*Goal*: Repeat the listing in full. Nothing may be added or left out.

*Dataset excerpts*:
——————
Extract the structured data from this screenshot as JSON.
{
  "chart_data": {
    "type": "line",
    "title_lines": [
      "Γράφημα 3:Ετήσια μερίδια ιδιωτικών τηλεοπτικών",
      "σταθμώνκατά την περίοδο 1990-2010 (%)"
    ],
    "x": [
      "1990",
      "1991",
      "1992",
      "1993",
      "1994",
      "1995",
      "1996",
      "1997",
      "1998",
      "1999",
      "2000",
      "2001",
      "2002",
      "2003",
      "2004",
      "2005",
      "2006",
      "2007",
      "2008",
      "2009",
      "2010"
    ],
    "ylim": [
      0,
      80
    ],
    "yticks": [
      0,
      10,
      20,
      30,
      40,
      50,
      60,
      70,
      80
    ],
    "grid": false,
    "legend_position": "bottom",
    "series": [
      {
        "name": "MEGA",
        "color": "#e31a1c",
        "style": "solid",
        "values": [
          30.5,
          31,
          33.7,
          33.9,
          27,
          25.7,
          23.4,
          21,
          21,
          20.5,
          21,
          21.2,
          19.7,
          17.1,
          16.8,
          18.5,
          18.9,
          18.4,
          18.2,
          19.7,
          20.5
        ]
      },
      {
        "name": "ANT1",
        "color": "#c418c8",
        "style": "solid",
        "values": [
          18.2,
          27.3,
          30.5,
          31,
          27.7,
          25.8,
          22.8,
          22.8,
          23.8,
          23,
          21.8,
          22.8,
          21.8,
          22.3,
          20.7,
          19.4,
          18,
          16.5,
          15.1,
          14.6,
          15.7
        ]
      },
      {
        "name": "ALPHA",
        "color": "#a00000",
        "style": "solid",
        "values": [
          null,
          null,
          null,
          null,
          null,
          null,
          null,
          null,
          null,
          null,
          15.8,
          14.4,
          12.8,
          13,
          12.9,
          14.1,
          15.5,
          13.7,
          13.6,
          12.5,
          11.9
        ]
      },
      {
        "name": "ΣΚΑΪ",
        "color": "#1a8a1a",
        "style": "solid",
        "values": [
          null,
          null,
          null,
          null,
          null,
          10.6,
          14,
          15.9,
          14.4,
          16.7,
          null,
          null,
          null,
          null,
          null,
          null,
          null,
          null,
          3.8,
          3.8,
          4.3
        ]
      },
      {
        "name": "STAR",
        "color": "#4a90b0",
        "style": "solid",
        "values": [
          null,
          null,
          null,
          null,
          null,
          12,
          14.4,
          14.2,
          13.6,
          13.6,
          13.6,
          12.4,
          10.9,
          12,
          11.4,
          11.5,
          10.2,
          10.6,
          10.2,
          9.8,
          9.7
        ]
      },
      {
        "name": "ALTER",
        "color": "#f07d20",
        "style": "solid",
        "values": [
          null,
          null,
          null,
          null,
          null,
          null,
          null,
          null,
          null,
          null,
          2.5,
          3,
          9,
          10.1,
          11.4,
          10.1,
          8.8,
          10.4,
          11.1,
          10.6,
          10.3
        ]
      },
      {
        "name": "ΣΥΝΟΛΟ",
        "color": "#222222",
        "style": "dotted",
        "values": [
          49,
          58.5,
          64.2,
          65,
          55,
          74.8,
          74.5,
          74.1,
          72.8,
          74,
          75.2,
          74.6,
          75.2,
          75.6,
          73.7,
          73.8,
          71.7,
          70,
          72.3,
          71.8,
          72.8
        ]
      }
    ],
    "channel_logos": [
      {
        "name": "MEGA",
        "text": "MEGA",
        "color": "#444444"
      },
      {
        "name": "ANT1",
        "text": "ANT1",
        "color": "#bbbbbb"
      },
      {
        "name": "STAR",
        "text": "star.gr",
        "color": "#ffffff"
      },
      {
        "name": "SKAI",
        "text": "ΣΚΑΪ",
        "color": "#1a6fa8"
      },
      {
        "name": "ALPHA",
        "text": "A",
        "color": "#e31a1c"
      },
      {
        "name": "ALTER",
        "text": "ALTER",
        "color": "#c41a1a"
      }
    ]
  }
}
——————
*Output of the exercise*:
Extract the structured data from this screenshot as JSON.
{
  "chart_data": {
    "type": "line",
    "title_lines": [
      "Γράφημα 3:Ετήσια μερίδια ιδιωτικών τηλεοπτικών",
      "σταθμώνκατά την περίοδο 1990-2010 (%)"
    ],
    "x": [
      "1990",
      "1991",
      "1992",
      "1993",
      "1994",
      "1995",
      "1996",
      "1997",
      "1998",
      "1999",
      "2000",
      "2001",
      "2002",
      "2003",
      "2004",
      "2005",
      "2006",
      "2007",
      "2008",
      "2009",
      "2010"
    ],
    "ylim": [
      0,
      80
    ],
    "yticks": [
      0,
      10,
      20,
      30,
      40,
      50,
      60,
      70,
      80
    ],
    "grid": false,
    "legend_position": "bottom",
    "series": [
      {
        "name": "MEGA",
        "color": "#e31a1c",
        "style": "solid",
        "values": [
          30.5,
          31,
          33.7,
          33.9,
          27,
          25.7,
          23.4,
          21,
          21,
          20.5,
          21,
          21.2,
          19.7,
          17.1,
          16.8,
          18.5,
          18.9,
          18.4,
          18.2,
          19.7,
          20.5
        ]
      },
      {
        "name": "ANT1",
        "color": "#c418c8",
        "style": "solid",
        "values": [
          18.2,
          27.3,
          30.5,
          31,
          27.7,
          25.8,
          22.8,
          22.8,
          23.8,
          23,
          21.8,
          22.8,
          21.8,
          22.3,
          20.7,
          19.4,
          18,
          16.5,
          15.1,
          14.6,
          15.7
        ]
      },
      {
        "name": "ALPHA",
        "color": "#a00000",
        "style": "solid",
        "values": [
          null,
          null,
          null,
          null,
          null,
          null,
          null,
          null,
          null,
          null,
          15.8,
          14.4,
          12.8,
          13,
          12.9,
          14.1,
          15.5,
          13.7,
          13.6,
          12.5,
          11.9
        ]
      },
      {
        "name": "ΣΚΑΪ",
        "color": "#1a8a1a",
        "style": "solid",
        "values": [
          null,
          null,
          null,
          null,
          null,
          10.6,
          14,
          15.9,
          14.4,
          16.7,
          null,
          null,
          null,
          null,
          null,
          null,
          null,
          null,
          3.8,
          3.8,
          4.3
        ]
      },
      {
        "name": "STAR",
        "color": "#4a90b0",
        "style": "solid",
        "values": [
          null,
          null,
          null,
          null,
          null,
          12,
          14.4,
          14.2,
          13.6,
          13.6,
          13.6,
          12.4,
          10.9,
          12,
          11.4,
          11.5,
          10.2,
          10.6,
          10.2,
          9.8,
          9.7
        ]
      },
      {
        "name": "ALTER",
        "color": "#f07d20",
        "style": "solid",
        "values": [
          null,
          null,
          null,
          null,
          null,
          null,
          null,
          null,
          null,
          null,
          2.5,
          3,
          9,
          10.1,
          11.4,
          10.1,
          8.8,
          10.4,
          11.1,
          10.6,
          10.3
        ]
      },
      {
        "name": "ΣΥΝΟΛΟ",
        "color": "#222222",
        "style": "dotted",
        "values": [
          49,
          58.5,
          64.2,
          65,
          55,
          74.8,
          74.5,
          74.1,
          72.8,
          74,
          75.2,
          74.6,
          75.2,
          75.6,
          73.7,
          73.8,
          71.7,
          70,
          72.3,
          71.8,
          72.8
        ]
      }
    ],
    "channel_logos": [
      {
        "name": "MEGA",
        "text": "MEGA",
        "color": "#444444"
      },
      {
        "name": "ANT1",
        "text": "ANT1",
        "color": "#bbbbbb"
      },
      {
        "name": "STAR",
        "text": "star.gr",
        "color": "#ffffff"
      },
      {
        "name": "SKAI",
        "text": "ΣΚΑΪ",
        "color": "#1a6fa8"
      },
      {
        "name": "ALPHA",
        "text": "A",
        "color": "#e31a1c"
      },
      {
        "name": "ALTER",
        "text": "ALTER",
        "color": "#c41a1a"
      }
    ]
  }
}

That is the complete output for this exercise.